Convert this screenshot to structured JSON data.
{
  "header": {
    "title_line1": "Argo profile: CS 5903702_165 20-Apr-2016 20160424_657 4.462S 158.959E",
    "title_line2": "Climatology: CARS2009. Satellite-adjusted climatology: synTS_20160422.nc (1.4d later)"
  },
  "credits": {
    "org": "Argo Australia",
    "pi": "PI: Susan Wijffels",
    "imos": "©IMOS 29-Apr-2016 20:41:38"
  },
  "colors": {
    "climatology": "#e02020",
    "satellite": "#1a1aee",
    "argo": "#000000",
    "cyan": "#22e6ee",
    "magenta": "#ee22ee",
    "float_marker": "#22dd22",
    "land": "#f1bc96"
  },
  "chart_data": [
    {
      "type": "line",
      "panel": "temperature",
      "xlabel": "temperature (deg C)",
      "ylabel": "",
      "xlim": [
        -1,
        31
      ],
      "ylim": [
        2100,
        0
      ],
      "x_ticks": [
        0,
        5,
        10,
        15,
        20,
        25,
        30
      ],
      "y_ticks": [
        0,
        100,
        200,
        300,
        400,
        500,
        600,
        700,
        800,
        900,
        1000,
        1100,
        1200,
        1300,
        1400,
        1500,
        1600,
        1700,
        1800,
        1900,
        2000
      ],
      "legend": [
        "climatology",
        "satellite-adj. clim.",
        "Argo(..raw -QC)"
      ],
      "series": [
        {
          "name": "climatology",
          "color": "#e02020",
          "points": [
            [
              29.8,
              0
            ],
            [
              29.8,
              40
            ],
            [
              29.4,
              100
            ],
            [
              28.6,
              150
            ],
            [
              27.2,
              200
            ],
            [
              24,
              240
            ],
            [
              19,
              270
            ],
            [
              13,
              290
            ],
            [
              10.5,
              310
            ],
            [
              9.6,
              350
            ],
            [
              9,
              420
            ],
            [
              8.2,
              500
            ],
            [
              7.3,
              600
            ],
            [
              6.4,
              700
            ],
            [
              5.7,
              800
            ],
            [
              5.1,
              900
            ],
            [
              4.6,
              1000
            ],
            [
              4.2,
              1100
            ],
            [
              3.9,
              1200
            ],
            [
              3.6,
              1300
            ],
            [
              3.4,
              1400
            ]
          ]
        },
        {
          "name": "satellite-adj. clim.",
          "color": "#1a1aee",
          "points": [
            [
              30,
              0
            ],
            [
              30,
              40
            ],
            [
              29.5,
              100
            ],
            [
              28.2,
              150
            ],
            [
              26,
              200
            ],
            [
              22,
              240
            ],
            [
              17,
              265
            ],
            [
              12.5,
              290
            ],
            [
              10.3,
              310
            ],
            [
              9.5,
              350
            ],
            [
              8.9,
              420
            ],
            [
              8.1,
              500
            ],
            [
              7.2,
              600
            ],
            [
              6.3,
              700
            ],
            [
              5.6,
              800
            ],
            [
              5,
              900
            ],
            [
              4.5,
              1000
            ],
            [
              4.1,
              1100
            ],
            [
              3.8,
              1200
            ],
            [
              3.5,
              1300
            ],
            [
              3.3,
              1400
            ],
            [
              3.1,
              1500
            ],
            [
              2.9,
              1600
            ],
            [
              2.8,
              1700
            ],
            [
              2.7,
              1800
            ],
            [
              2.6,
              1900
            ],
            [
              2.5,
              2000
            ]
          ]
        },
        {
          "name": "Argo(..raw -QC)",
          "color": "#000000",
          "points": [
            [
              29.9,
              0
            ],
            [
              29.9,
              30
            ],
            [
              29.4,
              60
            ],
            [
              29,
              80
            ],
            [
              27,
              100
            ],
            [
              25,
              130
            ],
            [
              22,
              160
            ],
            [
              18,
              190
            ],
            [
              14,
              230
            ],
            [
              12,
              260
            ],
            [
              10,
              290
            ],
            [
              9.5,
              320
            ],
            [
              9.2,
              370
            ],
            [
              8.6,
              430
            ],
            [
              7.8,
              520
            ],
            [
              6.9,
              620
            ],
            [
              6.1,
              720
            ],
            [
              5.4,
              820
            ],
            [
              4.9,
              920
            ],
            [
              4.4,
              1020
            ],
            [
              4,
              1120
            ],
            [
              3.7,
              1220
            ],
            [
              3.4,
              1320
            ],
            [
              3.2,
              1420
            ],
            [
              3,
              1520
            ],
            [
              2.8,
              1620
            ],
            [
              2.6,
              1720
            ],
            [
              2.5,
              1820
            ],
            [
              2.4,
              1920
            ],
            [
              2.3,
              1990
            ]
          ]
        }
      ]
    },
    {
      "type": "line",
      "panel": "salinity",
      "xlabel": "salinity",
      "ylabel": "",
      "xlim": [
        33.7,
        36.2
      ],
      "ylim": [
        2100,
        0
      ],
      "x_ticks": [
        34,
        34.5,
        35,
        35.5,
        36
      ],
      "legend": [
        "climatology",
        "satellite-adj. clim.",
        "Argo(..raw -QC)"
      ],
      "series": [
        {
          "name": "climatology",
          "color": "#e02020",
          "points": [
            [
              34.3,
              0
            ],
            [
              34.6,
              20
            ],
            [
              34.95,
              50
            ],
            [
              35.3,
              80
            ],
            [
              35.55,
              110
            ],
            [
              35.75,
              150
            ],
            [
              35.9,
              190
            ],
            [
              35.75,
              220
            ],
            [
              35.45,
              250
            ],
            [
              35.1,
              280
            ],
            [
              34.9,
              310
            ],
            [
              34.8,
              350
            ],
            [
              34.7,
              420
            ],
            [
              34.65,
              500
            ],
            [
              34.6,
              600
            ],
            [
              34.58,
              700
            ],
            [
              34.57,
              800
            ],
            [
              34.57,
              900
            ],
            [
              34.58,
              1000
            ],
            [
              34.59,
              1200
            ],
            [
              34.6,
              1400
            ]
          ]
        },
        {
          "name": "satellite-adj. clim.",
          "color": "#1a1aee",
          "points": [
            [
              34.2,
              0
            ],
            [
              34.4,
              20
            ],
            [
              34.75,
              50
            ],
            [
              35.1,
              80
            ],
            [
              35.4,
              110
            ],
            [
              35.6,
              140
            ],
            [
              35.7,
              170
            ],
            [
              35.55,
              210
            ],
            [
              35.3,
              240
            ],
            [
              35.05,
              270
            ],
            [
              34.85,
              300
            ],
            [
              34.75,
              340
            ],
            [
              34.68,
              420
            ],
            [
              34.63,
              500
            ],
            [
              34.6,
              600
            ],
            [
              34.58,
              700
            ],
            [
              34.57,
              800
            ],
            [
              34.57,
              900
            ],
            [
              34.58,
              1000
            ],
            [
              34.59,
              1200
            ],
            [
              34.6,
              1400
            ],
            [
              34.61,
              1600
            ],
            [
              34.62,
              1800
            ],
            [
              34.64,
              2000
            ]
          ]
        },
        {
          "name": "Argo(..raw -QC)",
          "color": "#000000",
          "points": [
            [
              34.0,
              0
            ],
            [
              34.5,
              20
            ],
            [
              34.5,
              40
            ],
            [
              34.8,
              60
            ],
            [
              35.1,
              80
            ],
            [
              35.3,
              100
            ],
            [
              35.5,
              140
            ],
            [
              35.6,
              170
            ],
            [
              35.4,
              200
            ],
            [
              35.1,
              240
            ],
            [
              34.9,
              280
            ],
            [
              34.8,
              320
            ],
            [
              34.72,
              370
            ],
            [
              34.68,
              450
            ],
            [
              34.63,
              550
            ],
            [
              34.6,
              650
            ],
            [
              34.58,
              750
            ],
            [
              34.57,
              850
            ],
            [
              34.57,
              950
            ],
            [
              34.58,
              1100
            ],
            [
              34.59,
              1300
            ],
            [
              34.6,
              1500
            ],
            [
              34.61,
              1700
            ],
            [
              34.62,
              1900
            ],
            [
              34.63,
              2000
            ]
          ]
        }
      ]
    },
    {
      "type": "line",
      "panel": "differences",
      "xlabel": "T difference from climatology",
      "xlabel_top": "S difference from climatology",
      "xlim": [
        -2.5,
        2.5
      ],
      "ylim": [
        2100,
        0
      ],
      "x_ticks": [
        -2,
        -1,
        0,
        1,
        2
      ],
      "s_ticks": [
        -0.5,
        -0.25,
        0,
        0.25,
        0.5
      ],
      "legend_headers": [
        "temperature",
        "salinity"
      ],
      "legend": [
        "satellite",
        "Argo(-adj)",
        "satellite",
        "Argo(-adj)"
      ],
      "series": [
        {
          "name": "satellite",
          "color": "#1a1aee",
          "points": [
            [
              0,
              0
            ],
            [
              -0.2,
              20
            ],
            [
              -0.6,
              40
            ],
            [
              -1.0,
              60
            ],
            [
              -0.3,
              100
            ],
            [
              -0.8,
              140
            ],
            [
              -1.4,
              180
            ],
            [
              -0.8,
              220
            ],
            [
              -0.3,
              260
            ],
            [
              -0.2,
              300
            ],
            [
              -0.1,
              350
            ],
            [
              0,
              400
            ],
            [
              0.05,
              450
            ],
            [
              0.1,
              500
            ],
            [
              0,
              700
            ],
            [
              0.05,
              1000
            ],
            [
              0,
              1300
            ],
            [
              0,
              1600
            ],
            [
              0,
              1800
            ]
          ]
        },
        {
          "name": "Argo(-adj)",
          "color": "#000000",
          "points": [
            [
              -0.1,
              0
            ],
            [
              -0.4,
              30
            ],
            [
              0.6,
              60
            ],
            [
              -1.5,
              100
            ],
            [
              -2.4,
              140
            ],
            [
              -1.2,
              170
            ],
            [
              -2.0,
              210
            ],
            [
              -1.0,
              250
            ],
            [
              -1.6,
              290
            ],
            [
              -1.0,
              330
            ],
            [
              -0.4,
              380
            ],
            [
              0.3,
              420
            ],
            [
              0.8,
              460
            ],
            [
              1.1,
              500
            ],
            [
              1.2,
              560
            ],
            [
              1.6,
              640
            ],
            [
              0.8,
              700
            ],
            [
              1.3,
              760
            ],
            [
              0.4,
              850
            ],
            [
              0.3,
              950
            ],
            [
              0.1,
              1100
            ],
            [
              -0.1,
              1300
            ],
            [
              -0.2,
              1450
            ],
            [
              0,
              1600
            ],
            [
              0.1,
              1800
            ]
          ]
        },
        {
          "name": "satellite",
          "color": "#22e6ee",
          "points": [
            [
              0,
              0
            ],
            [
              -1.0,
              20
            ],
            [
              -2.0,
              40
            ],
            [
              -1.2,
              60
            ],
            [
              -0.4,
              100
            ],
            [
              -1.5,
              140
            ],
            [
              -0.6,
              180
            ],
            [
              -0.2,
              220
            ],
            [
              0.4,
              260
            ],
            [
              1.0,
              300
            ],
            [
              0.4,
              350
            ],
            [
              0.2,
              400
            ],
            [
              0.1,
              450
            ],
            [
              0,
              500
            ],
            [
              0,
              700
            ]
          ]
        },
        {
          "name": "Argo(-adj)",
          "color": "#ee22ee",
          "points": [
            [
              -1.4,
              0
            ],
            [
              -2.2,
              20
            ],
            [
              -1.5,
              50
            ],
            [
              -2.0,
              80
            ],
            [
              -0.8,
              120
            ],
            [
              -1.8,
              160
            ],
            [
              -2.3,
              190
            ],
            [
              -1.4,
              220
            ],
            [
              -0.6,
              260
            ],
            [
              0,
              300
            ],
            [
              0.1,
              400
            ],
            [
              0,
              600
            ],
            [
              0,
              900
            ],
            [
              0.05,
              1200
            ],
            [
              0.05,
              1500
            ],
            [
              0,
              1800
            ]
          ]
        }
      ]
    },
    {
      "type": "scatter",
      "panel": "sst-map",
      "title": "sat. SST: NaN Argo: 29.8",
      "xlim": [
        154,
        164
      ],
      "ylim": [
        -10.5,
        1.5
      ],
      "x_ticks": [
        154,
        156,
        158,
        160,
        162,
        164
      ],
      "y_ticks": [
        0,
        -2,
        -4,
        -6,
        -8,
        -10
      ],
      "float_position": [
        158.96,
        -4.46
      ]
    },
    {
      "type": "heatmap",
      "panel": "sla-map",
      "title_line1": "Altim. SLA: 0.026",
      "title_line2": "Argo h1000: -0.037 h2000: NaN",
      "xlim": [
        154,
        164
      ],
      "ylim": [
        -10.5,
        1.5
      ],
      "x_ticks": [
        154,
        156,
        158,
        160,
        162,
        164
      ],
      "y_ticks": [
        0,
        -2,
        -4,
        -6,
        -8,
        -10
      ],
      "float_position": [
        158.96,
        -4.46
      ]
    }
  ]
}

_Exercise brief_:
Across the data above, how many lines include the word "temperature"? Give only the count.

_Exercise answer_:
3